Repeat the lines that follow, leaving nothing out.

(Stored records)
--- Begin ---

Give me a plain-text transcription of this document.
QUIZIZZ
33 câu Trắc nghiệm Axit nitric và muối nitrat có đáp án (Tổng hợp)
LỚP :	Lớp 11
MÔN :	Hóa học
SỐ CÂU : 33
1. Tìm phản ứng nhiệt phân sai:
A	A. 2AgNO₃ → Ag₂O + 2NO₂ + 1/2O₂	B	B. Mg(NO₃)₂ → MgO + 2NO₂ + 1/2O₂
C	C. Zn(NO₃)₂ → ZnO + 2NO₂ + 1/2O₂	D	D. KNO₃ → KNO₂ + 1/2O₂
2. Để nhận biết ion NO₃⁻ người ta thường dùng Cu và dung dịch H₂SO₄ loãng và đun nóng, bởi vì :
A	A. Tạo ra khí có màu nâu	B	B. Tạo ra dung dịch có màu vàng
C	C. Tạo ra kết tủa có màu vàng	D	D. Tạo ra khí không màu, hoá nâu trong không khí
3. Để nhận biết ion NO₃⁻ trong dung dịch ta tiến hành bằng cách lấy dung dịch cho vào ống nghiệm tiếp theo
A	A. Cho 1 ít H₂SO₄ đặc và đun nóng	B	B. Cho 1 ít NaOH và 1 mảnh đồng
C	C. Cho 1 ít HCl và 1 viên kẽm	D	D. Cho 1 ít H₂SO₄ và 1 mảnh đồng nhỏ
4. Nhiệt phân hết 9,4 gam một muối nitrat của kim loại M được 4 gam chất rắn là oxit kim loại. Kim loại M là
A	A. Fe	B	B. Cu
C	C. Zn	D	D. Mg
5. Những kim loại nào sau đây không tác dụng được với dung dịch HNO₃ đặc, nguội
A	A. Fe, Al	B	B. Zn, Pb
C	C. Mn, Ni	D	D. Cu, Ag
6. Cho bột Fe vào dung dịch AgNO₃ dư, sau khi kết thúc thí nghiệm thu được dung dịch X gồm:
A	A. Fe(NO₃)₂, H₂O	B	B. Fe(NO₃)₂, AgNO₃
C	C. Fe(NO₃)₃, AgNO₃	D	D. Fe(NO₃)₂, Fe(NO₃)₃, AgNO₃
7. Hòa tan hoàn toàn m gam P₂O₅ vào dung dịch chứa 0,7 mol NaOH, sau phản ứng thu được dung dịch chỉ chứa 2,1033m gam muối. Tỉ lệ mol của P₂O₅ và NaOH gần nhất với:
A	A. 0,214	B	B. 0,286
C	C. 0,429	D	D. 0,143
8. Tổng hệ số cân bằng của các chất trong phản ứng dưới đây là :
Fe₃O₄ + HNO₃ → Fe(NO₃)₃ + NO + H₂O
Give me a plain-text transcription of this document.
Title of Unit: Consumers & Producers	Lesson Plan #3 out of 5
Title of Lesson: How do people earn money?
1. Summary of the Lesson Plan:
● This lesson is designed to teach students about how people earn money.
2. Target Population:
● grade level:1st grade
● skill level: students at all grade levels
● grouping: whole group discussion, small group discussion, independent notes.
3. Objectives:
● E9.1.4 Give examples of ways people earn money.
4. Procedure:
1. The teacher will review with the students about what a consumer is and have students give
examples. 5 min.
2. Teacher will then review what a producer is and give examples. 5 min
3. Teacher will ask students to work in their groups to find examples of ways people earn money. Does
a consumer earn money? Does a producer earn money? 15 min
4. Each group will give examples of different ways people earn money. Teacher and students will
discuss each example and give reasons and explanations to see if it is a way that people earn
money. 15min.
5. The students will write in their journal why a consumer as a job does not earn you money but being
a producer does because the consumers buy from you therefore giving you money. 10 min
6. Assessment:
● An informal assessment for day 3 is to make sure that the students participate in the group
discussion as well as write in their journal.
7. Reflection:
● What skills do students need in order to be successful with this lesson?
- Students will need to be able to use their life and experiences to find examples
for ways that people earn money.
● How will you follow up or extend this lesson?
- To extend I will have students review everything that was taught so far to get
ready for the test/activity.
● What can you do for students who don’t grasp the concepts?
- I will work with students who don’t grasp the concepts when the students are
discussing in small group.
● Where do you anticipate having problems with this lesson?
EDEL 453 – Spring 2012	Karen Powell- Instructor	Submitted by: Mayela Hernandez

--- End ---

# Output
Give me a plain-text transcription of this document.
QUIZIZZ
33 câu Trắc nghiệm Axit nitric và muối nitrat có đáp án (Tổng hợp)
LỚP :	Lớp 11
MÔN :	Hóa học
SỐ CÂU : 33
1. Tìm phản ứng nhiệt phân sai:
A	A. 2AgNO₃ → Ag₂O + 2NO₂ + 1/2O₂	B	B. Mg(NO₃)₂ → MgO + 2NO₂ + 1/2O₂
C	C. Zn(NO₃)₂ → ZnO + 2NO₂ + 1/2O₂	D	D. KNO₃ → KNO₂ + 1/2O₂
2. Để nhận biết ion NO₃⁻ người ta thường dùng Cu và dung dịch H₂SO₄ loãng và đun nóng, bởi vì :
A	A. Tạo ra khí có màu nâu	B	B. Tạo ra dung dịch có màu vàng
C	C. Tạo ra kết tủa có màu vàng	D	D. Tạo ra khí không màu, hoá nâu trong không khí
3. Để nhận biết ion NO₃⁻ trong dung dịch ta tiến hành bằng cách lấy dung dịch cho vào ống nghiệm tiếp theo
A	A. Cho 1 ít H₂SO₄ đặc và đun nóng	B	B. Cho 1 ít NaOH và 1 mảnh đồng
C	C. Cho 1 ít HCl và 1 viên kẽm	D	D. Cho 1 ít H₂SO₄ và 1 mảnh đồng nhỏ
4. Nhiệt phân hết 9,4 gam một muối nitrat của kim loại M được 4 gam chất rắn là oxit kim loại. Kim loại M là
A	A. Fe	B	B. Cu
C	C. Zn	D	D. Mg
5. Những kim loại nào sau đây không tác dụng được với dung dịch HNO₃ đặc, nguội
A	A. Fe, Al	B	B. Zn, Pb
C	C. Mn, Ni	D	D. Cu, Ag
6. Cho bột Fe vào dung dịch AgNO₃ dư, sau khi kết thúc thí nghiệm thu được dung dịch X gồm:
A	A. Fe(NO₃)₂, H₂O	B	B. Fe(NO₃)₂, AgNO₃
C	C. Fe(NO₃)₃, AgNO₃	D	D. Fe(NO₃)₂, Fe(NO₃)₃, AgNO₃
7. Hòa tan hoàn toàn m gam P₂O₅ vào dung dịch chứa 0,7 mol NaOH, sau phản ứng thu được dung dịch chỉ chứa 2,1033m gam muối. Tỉ lệ mol của P₂O₅ và NaOH gần nhất với:
A	A. 0,214	B	B. 0,286
C	C. 0,429	D	D. 0,143
8. Tổng hệ số cân bằng của các chất trong phản ứng dưới đây là :
Fe₃O₄ + HNO₃ → Fe(NO₃)₃ + NO + H₂O
Give me a plain-text transcription of this document.
Title of Unit: Consumers & Producers	Lesson Plan #3 out of 5
Title of Lesson: How do people earn money?
1. Summary of the Lesson Plan:
● This lesson is designed to teach students about how people earn money.
2. Target Population:
● grade level:1st grade
● skill level: students at all grade levels
● grouping: whole group discussion, small group discussion, independent notes.
3. Objectives:
● E9.1.4 Give examples of ways people earn money.
4. Procedure:
1. The teacher will review with the students about what a consumer is and have students give
examples. 5 min.
2. Teacher will then review what a producer is and give examples. 5 min
3. Teacher will ask students to work in their groups to find examples of ways people earn money. Does
a consumer earn money? Does a producer earn money? 15 min
4. Each group will give examples of different ways people earn money. Teacher and students will
discuss each example and give reasons and explanations to see if it is a way that people earn
money. 15min.
5. The students will write in their journal why a consumer as a job does not earn you money but being
a producer does because the consumers buy from you therefore giving you money. 10 min
6. Assessment:
● An informal assessment for day 3 is to make sure that the students participate in the group
discussion as well as write in their journal.
7. Reflection:
● What skills do students need in order to be successful with this lesson?
- Students will need to be able to use their life and experiences to find examples
for ways that people earn money.
● How will you follow up or extend this lesson?
- To extend I will have students review everything that was taught so far to get
ready for the test/activity.
● What can you do for students who don’t grasp the concepts?
- I will work with students who don’t grasp the concepts when the students are
discussing in small group.
● Where do you anticipate having problems with this lesson?
EDEL 453 – Spring 2012	Karen Powell- Instructor	Submitted by: Mayela Hernandez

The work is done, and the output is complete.